┌──

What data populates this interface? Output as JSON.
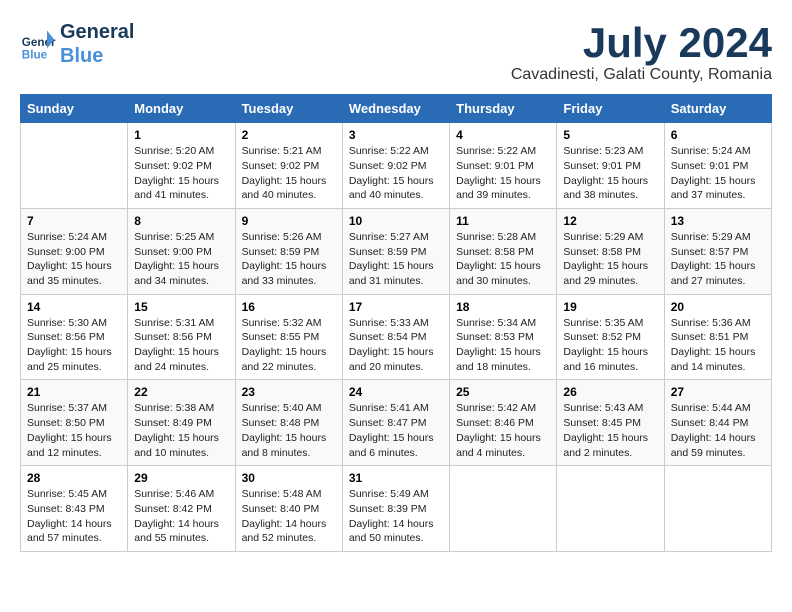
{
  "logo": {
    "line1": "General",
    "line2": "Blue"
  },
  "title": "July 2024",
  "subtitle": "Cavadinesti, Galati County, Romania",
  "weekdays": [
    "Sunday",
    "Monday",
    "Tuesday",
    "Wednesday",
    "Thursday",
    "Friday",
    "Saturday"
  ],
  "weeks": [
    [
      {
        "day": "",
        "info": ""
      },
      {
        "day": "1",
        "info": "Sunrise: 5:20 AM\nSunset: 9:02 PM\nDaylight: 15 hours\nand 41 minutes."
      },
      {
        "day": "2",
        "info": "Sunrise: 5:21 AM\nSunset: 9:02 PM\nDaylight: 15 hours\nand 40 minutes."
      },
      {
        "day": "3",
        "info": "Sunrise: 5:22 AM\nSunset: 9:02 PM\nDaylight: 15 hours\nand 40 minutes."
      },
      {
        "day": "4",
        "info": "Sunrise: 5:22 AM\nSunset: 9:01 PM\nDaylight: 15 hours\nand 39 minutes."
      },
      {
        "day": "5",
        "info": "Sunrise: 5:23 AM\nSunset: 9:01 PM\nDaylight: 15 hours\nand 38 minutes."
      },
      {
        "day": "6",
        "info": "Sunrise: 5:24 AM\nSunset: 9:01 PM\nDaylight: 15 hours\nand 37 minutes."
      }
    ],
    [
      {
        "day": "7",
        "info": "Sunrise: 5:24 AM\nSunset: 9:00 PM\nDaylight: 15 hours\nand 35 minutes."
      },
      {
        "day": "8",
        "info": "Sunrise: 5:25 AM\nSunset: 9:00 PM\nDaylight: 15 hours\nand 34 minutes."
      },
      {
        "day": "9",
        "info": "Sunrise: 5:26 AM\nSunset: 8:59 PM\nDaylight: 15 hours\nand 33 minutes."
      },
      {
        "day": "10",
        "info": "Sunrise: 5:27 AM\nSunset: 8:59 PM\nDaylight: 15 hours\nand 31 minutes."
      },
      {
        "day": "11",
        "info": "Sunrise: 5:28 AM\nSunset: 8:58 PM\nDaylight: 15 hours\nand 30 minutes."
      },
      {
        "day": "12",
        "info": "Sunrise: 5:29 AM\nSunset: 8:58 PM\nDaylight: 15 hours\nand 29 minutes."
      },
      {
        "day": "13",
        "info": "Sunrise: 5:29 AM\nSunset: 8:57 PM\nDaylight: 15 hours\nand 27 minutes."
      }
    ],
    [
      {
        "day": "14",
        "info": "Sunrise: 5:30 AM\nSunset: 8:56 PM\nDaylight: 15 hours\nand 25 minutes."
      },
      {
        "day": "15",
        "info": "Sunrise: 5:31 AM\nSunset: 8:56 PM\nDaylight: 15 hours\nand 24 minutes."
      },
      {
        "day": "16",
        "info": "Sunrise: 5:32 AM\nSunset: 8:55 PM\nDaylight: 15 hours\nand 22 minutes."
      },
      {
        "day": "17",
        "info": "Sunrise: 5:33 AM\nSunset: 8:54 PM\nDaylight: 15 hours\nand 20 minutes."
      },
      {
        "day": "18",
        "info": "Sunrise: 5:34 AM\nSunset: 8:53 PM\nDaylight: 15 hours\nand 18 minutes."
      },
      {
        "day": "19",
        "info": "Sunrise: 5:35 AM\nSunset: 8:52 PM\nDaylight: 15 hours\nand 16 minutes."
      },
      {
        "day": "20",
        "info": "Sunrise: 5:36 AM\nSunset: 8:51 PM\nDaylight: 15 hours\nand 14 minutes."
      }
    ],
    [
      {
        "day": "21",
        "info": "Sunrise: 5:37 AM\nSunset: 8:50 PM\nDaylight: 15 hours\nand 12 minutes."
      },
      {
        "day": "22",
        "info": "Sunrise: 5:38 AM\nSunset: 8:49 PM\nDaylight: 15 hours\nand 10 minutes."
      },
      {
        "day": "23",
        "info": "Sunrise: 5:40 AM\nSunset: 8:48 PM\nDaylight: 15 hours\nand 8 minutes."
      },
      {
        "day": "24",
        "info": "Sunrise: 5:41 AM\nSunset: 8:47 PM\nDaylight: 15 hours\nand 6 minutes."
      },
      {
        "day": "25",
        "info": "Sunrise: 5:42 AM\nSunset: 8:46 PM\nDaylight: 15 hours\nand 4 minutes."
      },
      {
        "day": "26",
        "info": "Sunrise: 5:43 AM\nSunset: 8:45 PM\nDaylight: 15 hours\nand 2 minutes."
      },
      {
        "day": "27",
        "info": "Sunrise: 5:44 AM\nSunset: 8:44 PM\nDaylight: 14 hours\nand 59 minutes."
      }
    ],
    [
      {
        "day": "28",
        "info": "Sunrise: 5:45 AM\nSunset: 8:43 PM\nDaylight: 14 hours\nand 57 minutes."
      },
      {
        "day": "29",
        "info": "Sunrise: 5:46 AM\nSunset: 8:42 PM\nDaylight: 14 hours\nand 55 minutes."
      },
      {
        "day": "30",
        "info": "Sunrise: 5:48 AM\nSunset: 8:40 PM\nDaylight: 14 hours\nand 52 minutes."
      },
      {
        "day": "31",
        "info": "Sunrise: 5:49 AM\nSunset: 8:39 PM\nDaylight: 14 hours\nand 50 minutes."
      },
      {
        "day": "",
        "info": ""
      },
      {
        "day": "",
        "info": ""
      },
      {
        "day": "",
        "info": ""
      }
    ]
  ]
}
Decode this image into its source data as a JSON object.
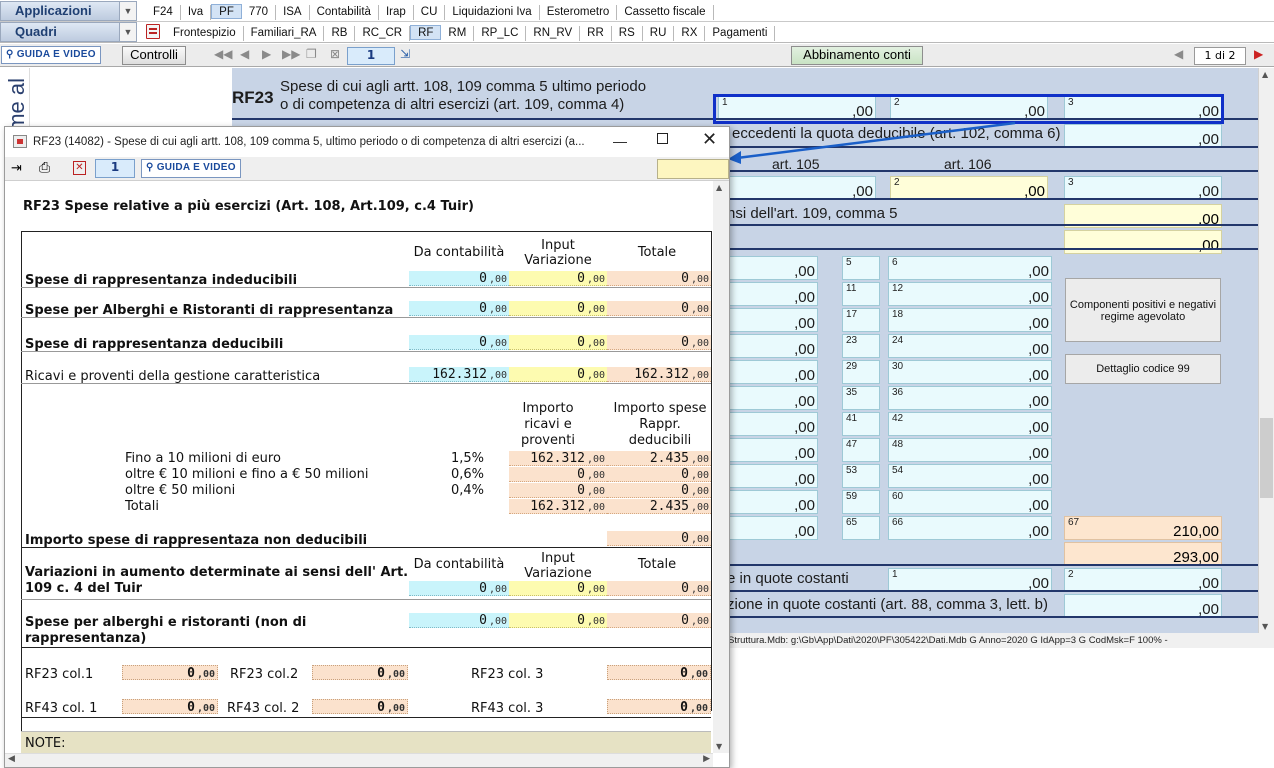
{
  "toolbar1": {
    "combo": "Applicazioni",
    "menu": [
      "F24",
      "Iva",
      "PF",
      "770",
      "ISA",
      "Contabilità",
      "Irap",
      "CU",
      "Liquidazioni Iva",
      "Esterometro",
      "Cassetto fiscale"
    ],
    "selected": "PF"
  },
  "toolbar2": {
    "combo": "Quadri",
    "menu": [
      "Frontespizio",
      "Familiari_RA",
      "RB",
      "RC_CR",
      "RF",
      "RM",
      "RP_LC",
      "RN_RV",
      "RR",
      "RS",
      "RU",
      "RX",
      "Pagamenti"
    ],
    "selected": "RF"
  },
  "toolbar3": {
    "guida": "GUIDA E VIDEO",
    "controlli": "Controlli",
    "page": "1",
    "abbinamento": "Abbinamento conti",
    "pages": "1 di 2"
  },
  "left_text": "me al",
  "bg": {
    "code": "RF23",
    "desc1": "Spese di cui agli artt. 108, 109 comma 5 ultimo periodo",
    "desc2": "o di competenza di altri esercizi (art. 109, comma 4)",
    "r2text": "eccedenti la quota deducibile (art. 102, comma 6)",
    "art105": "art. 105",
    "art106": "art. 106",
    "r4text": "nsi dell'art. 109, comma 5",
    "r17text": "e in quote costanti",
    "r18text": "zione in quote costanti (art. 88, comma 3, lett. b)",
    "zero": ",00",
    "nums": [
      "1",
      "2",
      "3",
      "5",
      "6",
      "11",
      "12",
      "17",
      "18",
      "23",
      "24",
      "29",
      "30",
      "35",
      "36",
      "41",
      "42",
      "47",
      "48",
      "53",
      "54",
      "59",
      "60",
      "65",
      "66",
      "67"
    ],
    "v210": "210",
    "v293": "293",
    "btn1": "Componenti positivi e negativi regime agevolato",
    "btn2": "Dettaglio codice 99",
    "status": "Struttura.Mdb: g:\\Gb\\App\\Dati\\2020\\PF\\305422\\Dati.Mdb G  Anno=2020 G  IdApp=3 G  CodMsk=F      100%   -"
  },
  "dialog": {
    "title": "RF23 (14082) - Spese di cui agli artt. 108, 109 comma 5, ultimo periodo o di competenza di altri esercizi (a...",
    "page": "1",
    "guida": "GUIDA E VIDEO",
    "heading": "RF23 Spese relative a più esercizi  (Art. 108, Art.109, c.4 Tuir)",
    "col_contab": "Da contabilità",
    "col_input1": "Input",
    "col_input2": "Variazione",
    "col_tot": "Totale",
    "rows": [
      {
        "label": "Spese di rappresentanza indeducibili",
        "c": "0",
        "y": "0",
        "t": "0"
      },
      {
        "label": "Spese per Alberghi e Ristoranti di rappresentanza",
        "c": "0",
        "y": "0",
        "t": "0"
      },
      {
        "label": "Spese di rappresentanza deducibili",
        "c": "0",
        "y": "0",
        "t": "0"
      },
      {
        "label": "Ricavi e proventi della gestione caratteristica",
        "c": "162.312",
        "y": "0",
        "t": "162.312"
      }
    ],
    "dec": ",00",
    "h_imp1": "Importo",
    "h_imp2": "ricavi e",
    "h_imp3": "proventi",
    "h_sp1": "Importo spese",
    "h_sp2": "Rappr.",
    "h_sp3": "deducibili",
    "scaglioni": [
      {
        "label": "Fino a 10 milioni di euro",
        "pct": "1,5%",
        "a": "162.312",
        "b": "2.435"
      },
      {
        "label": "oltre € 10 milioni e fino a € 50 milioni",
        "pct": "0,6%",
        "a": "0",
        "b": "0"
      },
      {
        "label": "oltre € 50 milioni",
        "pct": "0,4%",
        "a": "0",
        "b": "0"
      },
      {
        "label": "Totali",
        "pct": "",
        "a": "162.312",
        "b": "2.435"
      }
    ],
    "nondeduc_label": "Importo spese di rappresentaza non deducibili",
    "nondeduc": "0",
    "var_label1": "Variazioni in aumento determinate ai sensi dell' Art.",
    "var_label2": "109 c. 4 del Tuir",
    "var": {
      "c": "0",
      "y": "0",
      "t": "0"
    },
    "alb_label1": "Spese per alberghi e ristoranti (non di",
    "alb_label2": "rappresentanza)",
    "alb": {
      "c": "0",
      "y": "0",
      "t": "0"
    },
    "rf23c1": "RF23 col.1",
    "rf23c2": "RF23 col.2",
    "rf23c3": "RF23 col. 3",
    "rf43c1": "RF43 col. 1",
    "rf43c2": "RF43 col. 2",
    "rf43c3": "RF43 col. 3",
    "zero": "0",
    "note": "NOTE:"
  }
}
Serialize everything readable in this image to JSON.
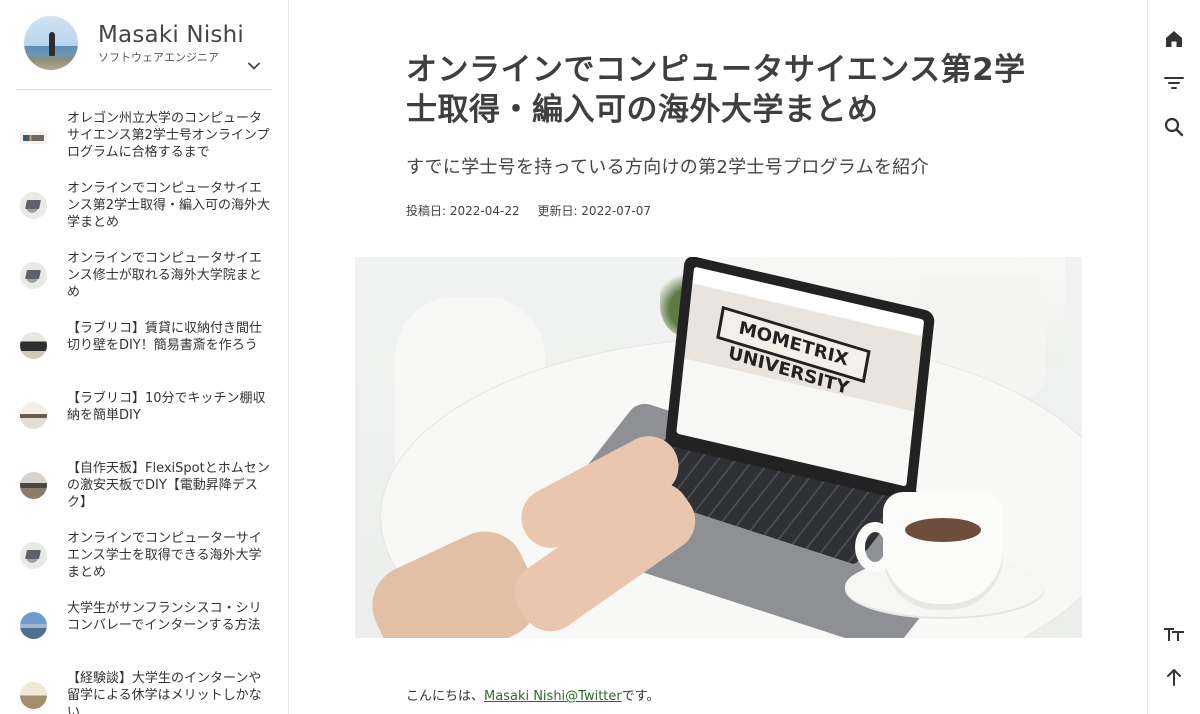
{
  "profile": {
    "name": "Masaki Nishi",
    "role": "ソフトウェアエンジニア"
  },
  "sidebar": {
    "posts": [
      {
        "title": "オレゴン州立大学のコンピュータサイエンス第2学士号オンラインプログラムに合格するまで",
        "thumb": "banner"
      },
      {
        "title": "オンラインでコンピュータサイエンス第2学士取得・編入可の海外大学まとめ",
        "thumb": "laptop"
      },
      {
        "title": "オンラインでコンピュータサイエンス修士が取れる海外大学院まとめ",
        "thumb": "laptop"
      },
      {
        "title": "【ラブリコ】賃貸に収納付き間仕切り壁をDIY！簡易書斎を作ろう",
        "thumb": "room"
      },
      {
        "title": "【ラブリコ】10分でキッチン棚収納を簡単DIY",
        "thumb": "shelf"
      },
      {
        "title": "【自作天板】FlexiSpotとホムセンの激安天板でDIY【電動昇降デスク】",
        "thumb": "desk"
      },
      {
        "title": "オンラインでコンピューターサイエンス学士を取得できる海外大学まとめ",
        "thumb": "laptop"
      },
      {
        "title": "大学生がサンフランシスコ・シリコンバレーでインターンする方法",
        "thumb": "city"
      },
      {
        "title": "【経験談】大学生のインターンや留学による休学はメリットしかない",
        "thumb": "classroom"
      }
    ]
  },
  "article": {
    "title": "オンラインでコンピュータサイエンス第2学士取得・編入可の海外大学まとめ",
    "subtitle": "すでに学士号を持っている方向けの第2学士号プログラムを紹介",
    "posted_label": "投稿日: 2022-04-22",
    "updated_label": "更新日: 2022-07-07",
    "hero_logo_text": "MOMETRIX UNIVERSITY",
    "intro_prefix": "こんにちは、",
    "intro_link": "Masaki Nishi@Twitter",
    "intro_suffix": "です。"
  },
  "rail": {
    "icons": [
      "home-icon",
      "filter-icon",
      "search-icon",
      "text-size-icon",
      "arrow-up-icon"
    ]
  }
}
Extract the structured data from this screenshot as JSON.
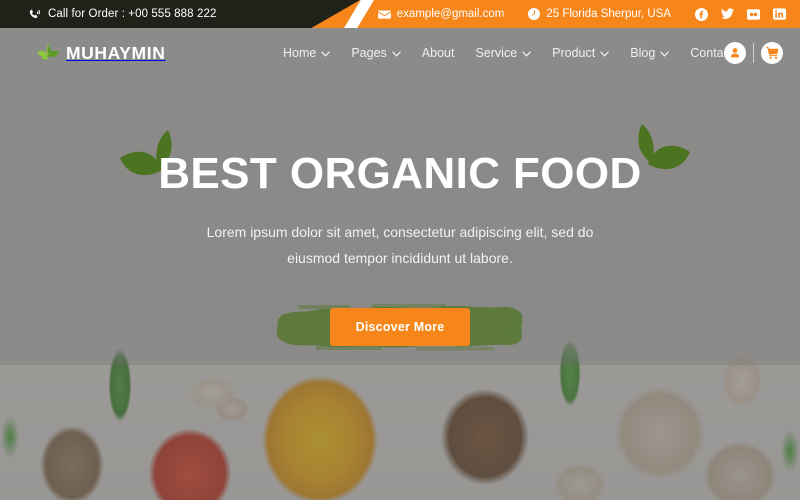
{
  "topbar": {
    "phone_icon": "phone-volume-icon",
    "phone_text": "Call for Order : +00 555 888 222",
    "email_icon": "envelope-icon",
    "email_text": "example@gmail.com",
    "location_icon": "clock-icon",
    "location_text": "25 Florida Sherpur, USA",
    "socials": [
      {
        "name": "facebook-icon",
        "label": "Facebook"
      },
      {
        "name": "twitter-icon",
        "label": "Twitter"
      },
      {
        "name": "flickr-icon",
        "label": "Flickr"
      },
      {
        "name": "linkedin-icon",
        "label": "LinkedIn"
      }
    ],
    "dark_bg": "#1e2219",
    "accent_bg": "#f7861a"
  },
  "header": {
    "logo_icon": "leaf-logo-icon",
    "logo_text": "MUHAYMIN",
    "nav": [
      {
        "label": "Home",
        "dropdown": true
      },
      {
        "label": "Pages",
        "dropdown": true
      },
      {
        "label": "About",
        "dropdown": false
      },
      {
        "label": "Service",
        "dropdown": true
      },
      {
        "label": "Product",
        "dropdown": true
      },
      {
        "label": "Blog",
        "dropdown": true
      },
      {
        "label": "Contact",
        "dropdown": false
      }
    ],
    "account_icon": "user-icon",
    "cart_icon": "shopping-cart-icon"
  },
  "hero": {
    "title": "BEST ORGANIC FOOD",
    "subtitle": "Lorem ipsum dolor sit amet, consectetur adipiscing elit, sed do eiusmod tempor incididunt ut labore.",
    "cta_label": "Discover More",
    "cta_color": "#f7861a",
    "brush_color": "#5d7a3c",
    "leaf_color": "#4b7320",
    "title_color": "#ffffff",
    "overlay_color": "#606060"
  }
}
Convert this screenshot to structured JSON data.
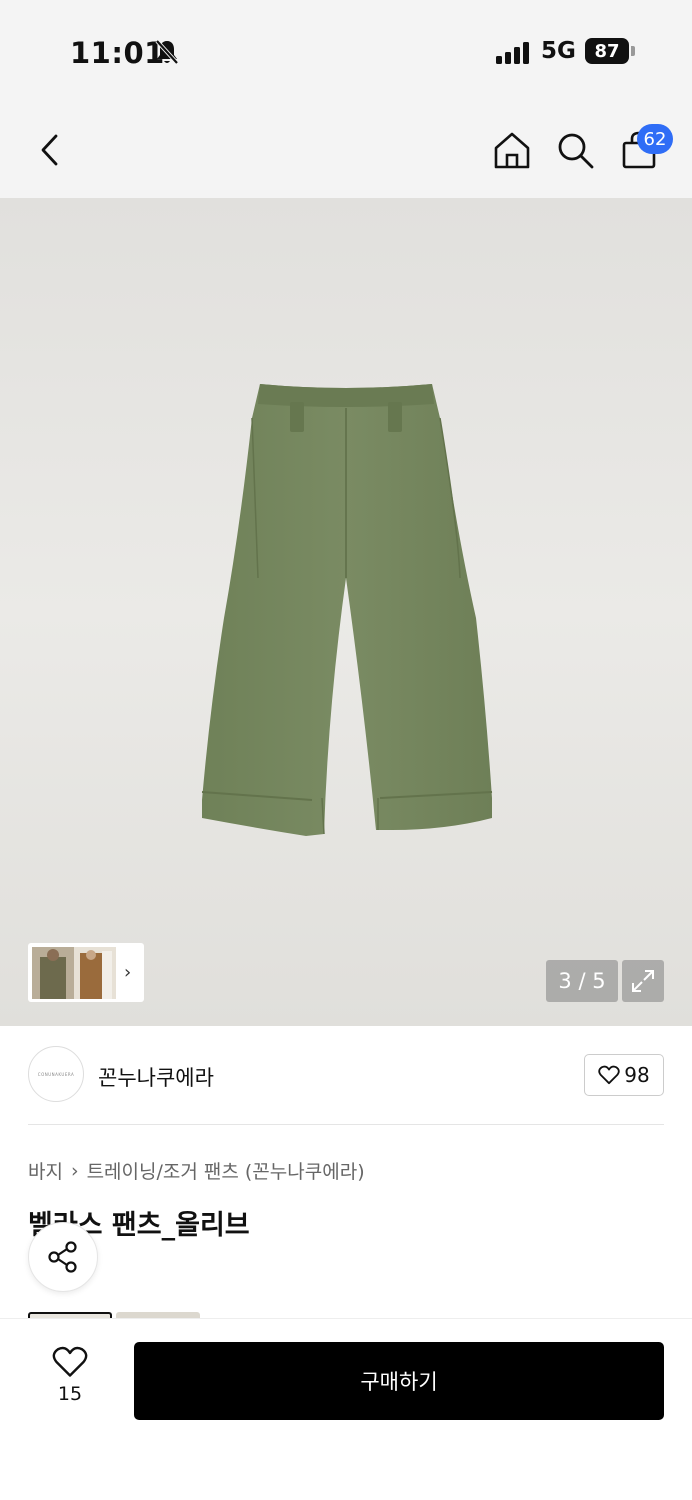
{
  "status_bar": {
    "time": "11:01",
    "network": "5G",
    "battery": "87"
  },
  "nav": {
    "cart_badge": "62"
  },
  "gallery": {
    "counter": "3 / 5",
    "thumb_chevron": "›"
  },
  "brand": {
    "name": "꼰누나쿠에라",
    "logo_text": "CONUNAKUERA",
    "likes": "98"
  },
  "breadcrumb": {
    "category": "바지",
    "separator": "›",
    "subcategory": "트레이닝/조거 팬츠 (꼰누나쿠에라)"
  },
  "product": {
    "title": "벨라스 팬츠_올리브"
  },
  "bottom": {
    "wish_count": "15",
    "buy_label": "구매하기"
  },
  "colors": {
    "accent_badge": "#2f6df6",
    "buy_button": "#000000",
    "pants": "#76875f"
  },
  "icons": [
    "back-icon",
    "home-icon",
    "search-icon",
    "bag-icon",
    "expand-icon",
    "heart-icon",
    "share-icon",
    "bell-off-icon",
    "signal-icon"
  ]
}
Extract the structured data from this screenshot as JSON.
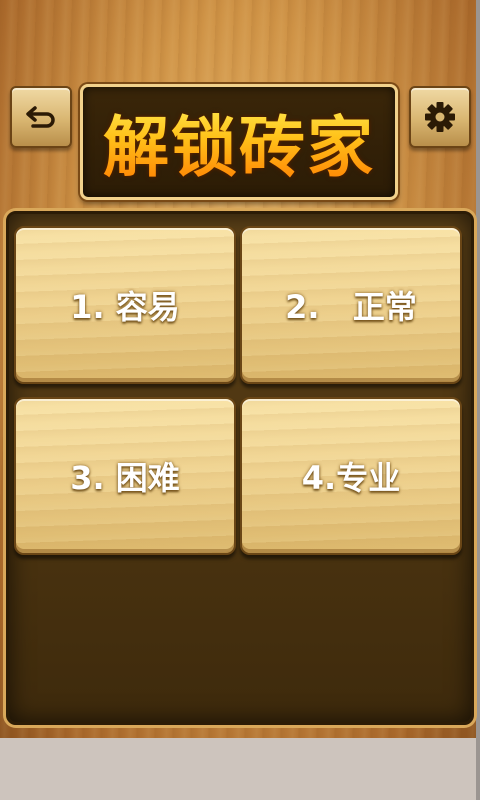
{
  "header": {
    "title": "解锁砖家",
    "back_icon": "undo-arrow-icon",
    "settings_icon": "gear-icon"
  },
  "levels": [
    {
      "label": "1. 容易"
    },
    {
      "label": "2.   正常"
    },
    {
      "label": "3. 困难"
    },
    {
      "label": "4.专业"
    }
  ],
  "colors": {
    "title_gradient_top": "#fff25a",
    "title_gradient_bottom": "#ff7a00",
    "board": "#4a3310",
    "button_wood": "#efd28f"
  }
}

└──

## OBJECTIVE
Say how many lines of the material contain the word "oltre", with no other text.

## RESULT
2